Job: For the copy, please give all of the data again exactly and leave the pictures out.
[Begin]
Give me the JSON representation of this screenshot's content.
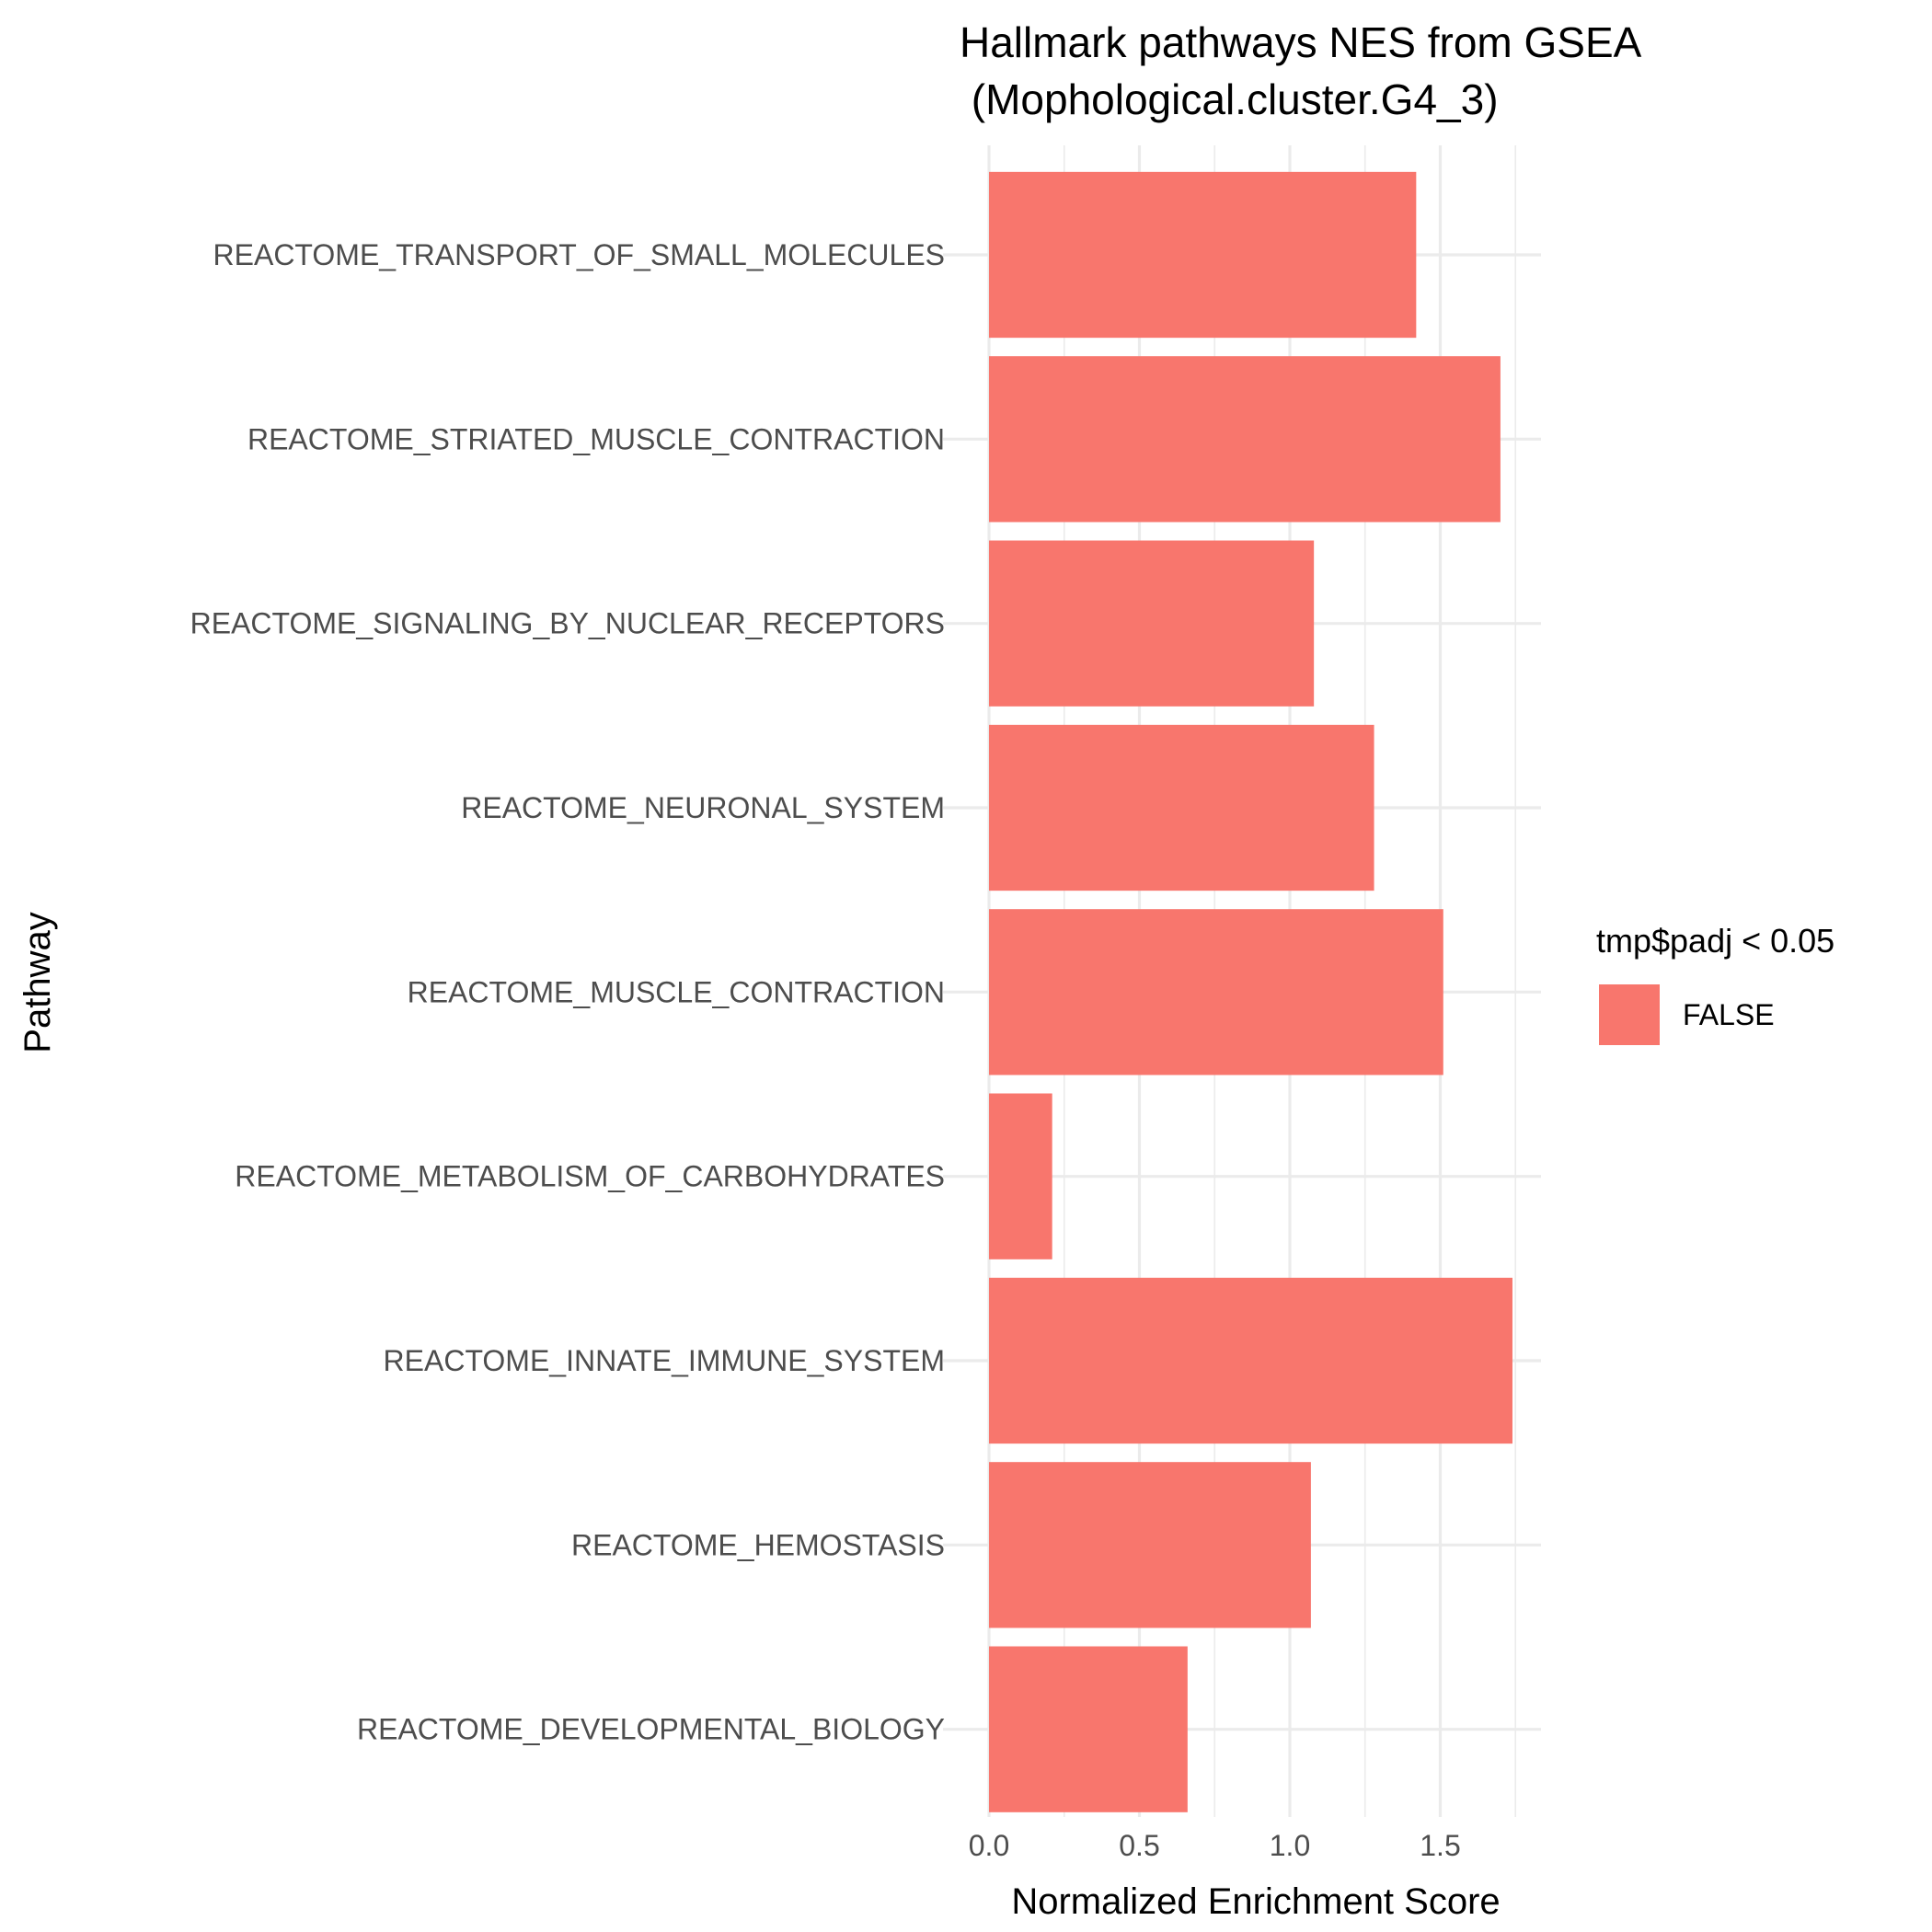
{
  "chart_data": {
    "type": "bar",
    "orientation": "horizontal",
    "title_lines": [
      "Hallmark pathways NES from GSEA",
      " (Mophological.cluster.G4_3)"
    ],
    "xlabel": "Normalized Enrichment Score",
    "ylabel": "Pathway",
    "xlim": [
      0,
      1.83
    ],
    "xticks": [
      0.0,
      0.5,
      1.0,
      1.5
    ],
    "xtick_labels": [
      "0.0",
      "0.5",
      "1.0",
      "1.5"
    ],
    "grid": true,
    "categories": [
      "REACTOME_TRANSPORT_OF_SMALL_MOLECULES",
      "REACTOME_STRIATED_MUSCLE_CONTRACTION",
      "REACTOME_SIGNALING_BY_NUCLEAR_RECEPTORS",
      "REACTOME_NEURONAL_SYSTEM",
      "REACTOME_MUSCLE_CONTRACTION",
      "REACTOME_METABOLISM_OF_CARBOHYDRATES",
      "REACTOME_INNATE_IMMUNE_SYSTEM",
      "REACTOME_HEMOSTASIS",
      "REACTOME_DEVELOPMENTAL_BIOLOGY"
    ],
    "values": [
      1.42,
      1.7,
      1.08,
      1.28,
      1.51,
      0.21,
      1.74,
      1.07,
      0.66
    ],
    "bar_color": "#F8766D",
    "legend": {
      "title": "tmp$padj < 0.05",
      "entries": [
        {
          "label": "FALSE",
          "color": "#F8766D"
        }
      ],
      "placement": "right"
    }
  }
}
[End]
Answer to this problem:
Give me the JSON representation of this screenshot's content.
{
  "chart_data": {
    "type": "bar",
    "orientation": "horizontal",
    "title_lines": [
      "Hallmark pathways NES from GSEA",
      " (Mophological.cluster.G4_3)"
    ],
    "xlabel": "Normalized Enrichment Score",
    "ylabel": "Pathway",
    "xlim": [
      0,
      1.83
    ],
    "xticks": [
      0.0,
      0.5,
      1.0,
      1.5
    ],
    "xtick_labels": [
      "0.0",
      "0.5",
      "1.0",
      "1.5"
    ],
    "grid": true,
    "categories": [
      "REACTOME_TRANSPORT_OF_SMALL_MOLECULES",
      "REACTOME_STRIATED_MUSCLE_CONTRACTION",
      "REACTOME_SIGNALING_BY_NUCLEAR_RECEPTORS",
      "REACTOME_NEURONAL_SYSTEM",
      "REACTOME_MUSCLE_CONTRACTION",
      "REACTOME_METABOLISM_OF_CARBOHYDRATES",
      "REACTOME_INNATE_IMMUNE_SYSTEM",
      "REACTOME_HEMOSTASIS",
      "REACTOME_DEVELOPMENTAL_BIOLOGY"
    ],
    "values": [
      1.42,
      1.7,
      1.08,
      1.28,
      1.51,
      0.21,
      1.74,
      1.07,
      0.66
    ],
    "bar_color": "#F8766D",
    "legend": {
      "title": "tmp$padj < 0.05",
      "entries": [
        {
          "label": "FALSE",
          "color": "#F8766D"
        }
      ],
      "placement": "right"
    }
  }
}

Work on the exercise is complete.